_TASK MATERIAL_:

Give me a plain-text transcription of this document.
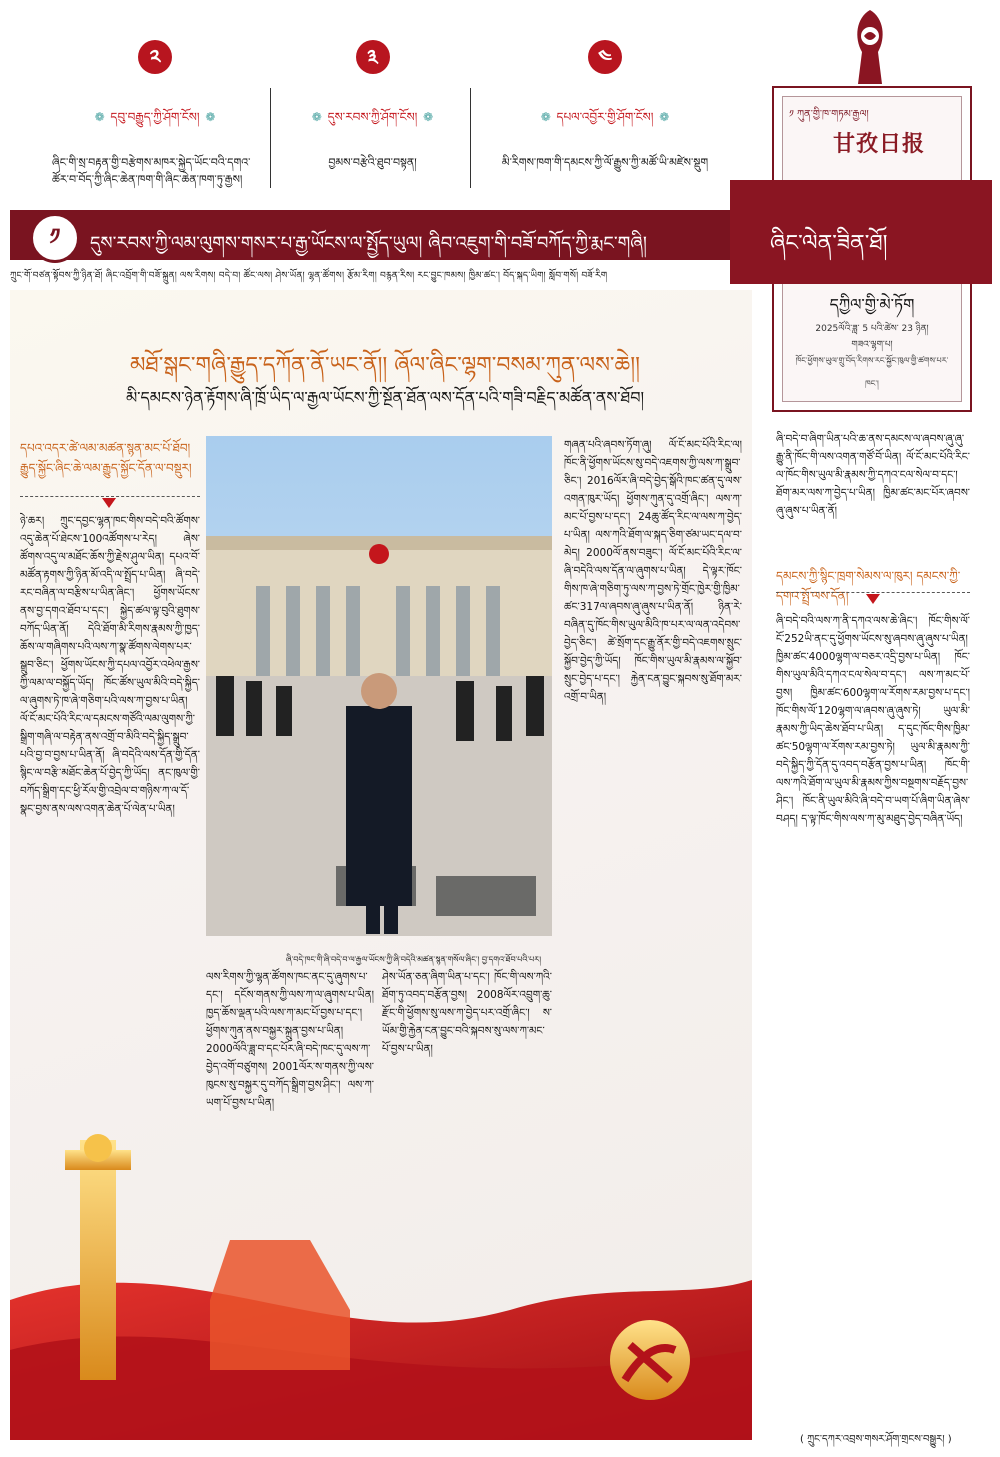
༢
❁ དབུ་བརྒྱུད་ཀྱི་ཤོག་ངོས། ❁
ཞིང་གི་སྲ་བརྟན་གྱི་བརྩེགས་མཁར་སྐྱེད་ཡོང་བའི་དགའ་ཚོར་བ་བོད་ཀྱི་ཞིང་ཆེན་ཁག་གི་ཞིང་ཆེན་ཁག་ཏུ་རྒྱས།
༣
❁ དུས་རབས་ཀྱི་ཤོག་ངོས། ❁
བྱམས་བརྩེའི་ཐུབ་བསྟན།
༤
❁ དཔལ་འབྱོར་གྱི་ཤོག་ངོས། ❁
མི་རིགས་ཁག་གི་དམངས་ཀྱི་ལོ་རྒྱུས་ཀྱི་མཚོ་ཡི་མཛེས་སྡུག
༡ ཀུན་གྱི་ཁ་གཏམ་རྒྱལ།
甘孜日报
དཀྱིལ་གྱི་མེ་ཏོག
2025ལོའི་ཟླ་ 5 པའི་ཚེས་ 23 ཉིན།
གཟའ་ལྷག་པ།
ཁོང་ཕྱོགས་ཡུལ་གྲུ་བོད་རིགས་རང་སྐྱོང་ཁུལ་གྱི་ཚགས་པར་ཁང་།
དུས་རབས་ཀྱི་ལམ་ལུགས་གསར་པ་རྒྱ་ཡོངས་ལ་སྤྱོད་ཡུལ། ཞིབ་འཇུག་གི་བཟོ་བཀོད་ཀྱི་རྨང་གཞི།	ཞིང་ལེན་ཟིན་ཐོ།
༡
ཀྲུང་གོ་བཙན་སྟོབས་ཀྱི་ཉིན་ཐོ། ཞིང་འབྲོག་གི་བཟོ་སྐྲུན། ལས་རིགས། བདེ་བ། ཚོང་ལས། ཤེས་ཡོན། ལྷན་ཚོགས། རྩོམ་རིག། བརྙན་རིས། རང་བྱུང་ཁམས། ཁྱིམ་ཚང་། བོད་སྐད་ཡིག། སློབ་གསོ། བཟོ་རིག
མཐོ་སྒང་གཞི་རྒྱུད་དཀོན་ནོ་ཡང་ནོ།། ཞོལ་ཞིང་ལྷག་བསམ་ཀུན་ལས་ཆེ།།
མི་དམངས་ཉེན་རྟོགས་ཞི་ཁྲོ་ཡིད་ལ་རྒྱལ་ཡོངས་ཀྱི་སྔོན་ཐོན་ལས་དོན་པའི་གཟི་བརྗིད་མཚོན་ནས་ཐོབ།
དཔའ་འདར་ཚེ་ལམ་མཚན་སྙན་མང་པོ་ཐོབ། རྒྱུད་སྐྱོང་ཞིང་ཆེ་ལམ་རྒྱུད་སྐྱོང་དོན་ལ་བསྡུར།
ཉེ་ཆར། ཀྲུང་དབྱང་ལྷན་ཁང་གིས་བདེ་བའི་ཚོགས་འདུ་ཆེན་པོ་ཐེངས་100འཚོགས་པ་རེད། ཞེས་ཚོགས་འདུ་ལ་མཐོང་ཆོས་ཀྱི་རྗེས་ཤུལ་ཡིན། དཔའ་བོ་མཚོན་རྟགས་ཀྱི་ཉིན་མོ་འདི་ལ་སྤྲོད་པ་ཡིན། ཞི་བདེ་རང་བཞིན་ལ་བརྩིས་པ་ཡིན་ཞིང་། ཕྱོགས་ཡོངས་ནས་བྱ་དགའ་ཐོབ་པ་དང་། སྐྱེད་ཚལ་ལྟ་བུའི་ཐུགས་བཀོད་ཡིན་ནོ། དེའི་ཐོག་མི་རིགས་རྣམས་ཀྱི་ཁྱད་ཆོས་ལ་གཞིགས་པའི་ལས་ཀ་སྣ་ཚོགས་ལེགས་པར་སྒྲུབ་ཅིང་། ཕྱོགས་ཡོངས་ཀྱི་དཔལ་འབྱོར་འཕེལ་རྒྱས་ཀྱི་ལམ་ལ་བསྐྱོད་ཡོད། ཁོང་ཚོས་ཡུལ་མིའི་བདེ་སྐྱིད་ལ་ཞུགས་ཏེ་ཁ་ཞེ་གཅིག་པའི་ལས་ཀ་བྱས་པ་ཡིན། ལོ་ངོ་མང་པོའི་རིང་ལ་དམངས་གཙོའི་ལམ་ལུགས་ཀྱི་སྒྲིག་གཞི་ལ་བརྟེན་ནས་འགྲོ་བ་མིའི་བདེ་སྐྱིད་སྒྲུབ་པའི་བྱ་བ་བྱས་པ་ཡིན་ནོ། ཞི་བདེའི་ལས་དོན་གྱི་དོན་སྙིང་ལ་བརྩི་མཐོང་ཆེན་པོ་བྱེད་ཀྱི་ཡོད། ནང་ཁུལ་གྱི་བཀོད་སྒྲིག་དང་ཕྱི་རོལ་གྱི་འབྲེལ་བ་གཉིས་ཀ་ལ་དོ་སྣང་བྱས་ནས་ལས་འགན་ཆེན་པོ་ལེན་པ་ཡིན།
ཞི་བདེ་ཁང་གི་ཞི་བདེ་བ་ལ་རྒྱལ་ཡོངས་ཀྱི་ཞི་བདེའི་མཚན་སྙན་གསོལ་ཞིང་། བྱ་དགའ་ཐོབ་པའི་པར།
ལས་རིགས་ཀྱི་ལྷན་ཚོགས་ཁང་ནང་དུ་ཞུགས་པ་དང་། དངོས་གནས་ཀྱི་ལས་ཀ་ལ་ཞུགས་པ་ཡིན། ཁྱད་ཆོས་ལྡན་པའི་ལས་ཀ་མང་པོ་བྱས་པ་དང་། ཕྱོགས་ཀུན་ནས་བསྐྱར་སྐྲུན་བྱས་པ་ཡིན། 2000ལོའི་ཟླ་བ་དང་པོར་ཞི་བདེ་ཁང་དུ་ལས་ཀ་བྱེད་འགོ་བཙུགས། 2001ལོར་ས་གནས་ཀྱི་ལས་ཁུངས་སུ་བསྐྱར་དུ་བཀོད་སྒྲིག་བྱས་ཤིང་། ལས་ཀ་ཡག་པོ་བྱས་པ་ཡིན།
ཤེས་ཡོན་ཅན་ཞིག་ཡིན་པ་དང་། ཁོང་གི་ལས་ཀའི་ཐོག་ཏུ་འབད་བརྩོན་བྱས། 2008ལོར་འབྲུག་ཆུ་རྫོང་གི་ཕྱོགས་སུ་ལས་ཀ་བྱེད་པར་འགྲོ་ཞིང་། ས་ཡོམ་གྱི་རྐྱེན་ངན་བྱུང་བའི་སྐབས་སུ་ལས་ཀ་མང་པོ་བྱས་པ་ཡིན།
གཞན་པའི་ཞབས་ཏོག་ཞུ། ལོ་ངོ་མང་པོའི་རིང་ལ། ཁོང་ནི་ཕྱོགས་ཡོངས་སུ་བདེ་འཇགས་ཀྱི་ལས་ཀ་སྒྲུབ་ཅིང་། 2016ལོར་ཞི་བདེ་བྱེད་སྒོའི་ཁང་ཚན་དུ་ལས་འགན་ཁུར་ཡོད། ཕྱོགས་ཀུན་དུ་འགྲོ་ཞིང་། ལས་ཀ་མང་པོ་བྱས་པ་དང་། 24ཆུ་ཚོད་རིང་ལ་ལས་ཀ་བྱེད་པ་ཡིན། ལས་ཀའི་ཐོག་ལ་སྐད་ཅིག་ཙམ་ཡང་དལ་བ་མེད། 2000ལོ་ནས་བཟུང་། ལོ་ངོ་མང་པོའི་རིང་ལ་ཞི་བདེའི་ལས་དོན་ལ་ཞུགས་པ་ཡིན། དེ་ལྟར་ཁོང་གིས་ཁ་ཞེ་གཅིག་ཏུ་ལས་ཀ་བྱས་ཏེ་གྲོང་ཁྱེར་གྱི་ཁྱིམ་ཚང་317ལ་ཞབས་ཞུ་ཞུས་པ་ཡིན་ནོ། ཉིན་རེ་བཞིན་དུ་ཁོང་གིས་ཡུལ་མིའི་ཁ་པར་ལ་ལན་འདེབས་བྱེད་ཅིང་། ཚེ་སྲོག་དང་རྒྱུ་ནོར་གྱི་བདེ་འཇགས་སྲུང་སྐྱོབ་བྱེད་ཀྱི་ཡོད། ཁོང་གིས་ཡུལ་མི་རྣམས་ལ་སྐྱོབ་སྲུང་བྱེད་པ་དང་། རྐྱེན་ངན་བྱུང་སྐབས་སུ་ཐོག་མར་འགྲོ་བ་ཡིན།
ཞི་བདེ་བ་ཞིག་ཡིན་པའི་ཆ་ནས་དམངས་ལ་ཞབས་ཞུ་ཞུ་རྒྱུ་ནི་ཁོང་གི་ལས་འགན་གཙོ་བོ་ཡིན། ལོ་ངོ་མང་པོའི་རིང་ལ་ཁོང་གིས་ཡུལ་མི་རྣམས་ཀྱི་དཀའ་ངལ་སེལ་བ་དང་། ཐོག་མར་ལས་ཀ་བྱེད་པ་ཡིན། ཁྱིམ་ཚང་མང་པོར་ཞབས་ཞུ་ཞུས་པ་ཡིན་ནོ།
དམངས་ཀྱི་སྙིང་ཁྲག་སེམས་ལ་ཁུར། དམངས་ཀྱི་དགའ་སྤྲོ་ལས་དོན།
ཞི་བདེ་བའི་ལས་ཀ་ནི་དཀའ་ལས་ཆེ་ཞིང་། ཁོང་གིས་ལོ་ངོ་252ཡི་ནང་དུ་ཕྱོགས་ཡོངས་སུ་ཞབས་ཞུ་ཞུས་པ་ཡིན། ཁྱིམ་ཚང་4000ལྷག་ལ་བཅར་འདྲི་བྱས་པ་ཡིན། ཁོང་གིས་ཡུལ་མིའི་དཀའ་ངལ་སེལ་བ་དང་། ལས་ཀ་མང་པོ་བྱས། ཁྱིམ་ཚང་600ལྷག་ལ་རོགས་རམ་བྱས་པ་དང་། ཁོང་གིས་ལོ་120ལྷག་ལ་ཞབས་ཞུ་ཞུས་ཏེ། ཡུལ་མི་རྣམས་ཀྱི་ཡིད་ཆེས་ཐོབ་པ་ཡིན། ད་དུང་ཁོང་གིས་ཁྱིམ་ཚང་50ལྷག་ལ་རོགས་རམ་བྱས་ཏེ། ཡུལ་མི་རྣམས་ཀྱི་བདེ་སྐྱིད་ཀྱི་དོན་དུ་འབད་བརྩོན་བྱས་པ་ཡིན། ཁོང་གི་ལས་ཀའི་ཐོག་ལ་ཡུལ་མི་རྣམས་ཀྱིས་བསྔགས་བརྗོད་བྱས་ཤིང་། ཁོང་ནི་ཡུལ་མིའི་ཞི་བདེ་བ་ཡག་པོ་ཞིག་ཡིན་ཞེས་བཤད། ད་ལྟ་ཁོང་གིས་ལས་ཀ་མུ་མཐུད་བྱེད་བཞིན་ཡོད།
( ཀྲུང་དཀར་འབྲས་གསར་ཤོག་གྲངས་བསྒྱུར། )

_WORK REQUIRED_: Take every line above carrying "དམངས" and return it.

_TASK RESPONSE_:
མི་རིགས་ཁག་གི་དམངས་ཀྱི་ལོ་རྒྱུས་ཀྱི་མཚོ་ཡི་མཛེས་སྡུག
མི་དམངས་ཉེན་རྟོགས་ཞི་ཁྲོ་ཡིད་ལ་རྒྱལ་ཡོངས་ཀྱི་སྔོན་ཐོན་ལས་དོན་པའི་གཟི་བརྗིད་མཚོན་ནས་ཐོབ།
ཉེ་ཆར། ཀྲུང་དབྱང་ལྷན་ཁང་གིས་བདེ་བའི་ཚོགས་འདུ་ཆེན་པོ་ཐེངས་100འཚོགས་པ་རེད། ཞེས་ཚོགས་འདུ་ལ་མཐོང་ཆོས་ཀྱི་རྗེས་ཤུལ་ཡིན། དཔའ་བོ་མཚོན་རྟགས་ཀྱི་ཉིན་མོ་འདི་ལ་སྤྲོད་པ་ཡིན། ཞི་བདེ་རང་བཞིན་ལ་བརྩིས་པ་ཡིན་ཞིང་། ཕྱོགས་ཡོངས་ནས་བྱ་དགའ་ཐོབ་པ་དང་། སྐྱེད་ཚལ་ལྟ་བུའི་ཐུགས་བཀོད་ཡིན་ནོ། དེའི་ཐོག་མི་རིགས་རྣམས་ཀྱི་ཁྱད་ཆོས་ལ་གཞིགས་པའི་ལས་ཀ་སྣ་ཚོགས་ལེགས་པར་སྒྲུབ་ཅིང་། ཕྱོགས་ཡོངས་ཀྱི་དཔལ་འབྱོར་འཕེལ་རྒྱས་ཀྱི་ལམ་ལ་བསྐྱོད་ཡོད། ཁོང་ཚོས་ཡུལ་མིའི་བདེ་སྐྱིད་ལ་ཞུགས་ཏེ་ཁ་ཞེ་གཅིག་པའི་ལས་ཀ་བྱས་པ་ཡིན། ལོ་ངོ་མང་པོའི་རིང་ལ་དམངས་གཙོའི་ལམ་ལུགས་ཀྱི་སྒྲིག་གཞི་ལ་བརྟེན་ནས་འགྲོ་བ་མིའི་བདེ་སྐྱིད་སྒྲུབ་པའི་བྱ་བ་བྱས་པ་ཡིན་ནོ། ཞི་བདེའི་ལས་དོན་གྱི་དོན་སྙིང་ལ་བརྩི་མཐོང་ཆེན་པོ་བྱེད་ཀྱི་ཡོད། ནང་ཁུལ་གྱི་བཀོད་སྒྲིག་དང་ཕྱི་རོལ་གྱི་འབྲེལ་བ་གཉིས་ཀ་ལ་དོ་སྣང་བྱས་ནས་ལས་འགན་ཆེན་པོ་ལེན་པ་ཡིན།
ཞི་བདེ་བ་ཞིག་ཡིན་པའི་ཆ་ནས་དམངས་ལ་ཞབས་ཞུ་ཞུ་རྒྱུ་ནི་ཁོང་གི་ལས་འགན་གཙོ་བོ་ཡིན། ལོ་ངོ་མང་པོའི་རིང་ལ་ཁོང་གིས་ཡུལ་མི་རྣམས་ཀྱི་དཀའ་ངལ་སེལ་བ་དང་། ཐོག་མར་ལས་ཀ་བྱེད་པ་ཡིན། ཁྱིམ་ཚང་མང་པོར་ཞབས་ཞུ་ཞུས་པ་ཡིན་ནོ།
དམངས་ཀྱི་སྙིང་ཁྲག་སེམས་ལ་ཁུར། དམངས་ཀྱི་དགའ་སྤྲོ་ལས་དོན།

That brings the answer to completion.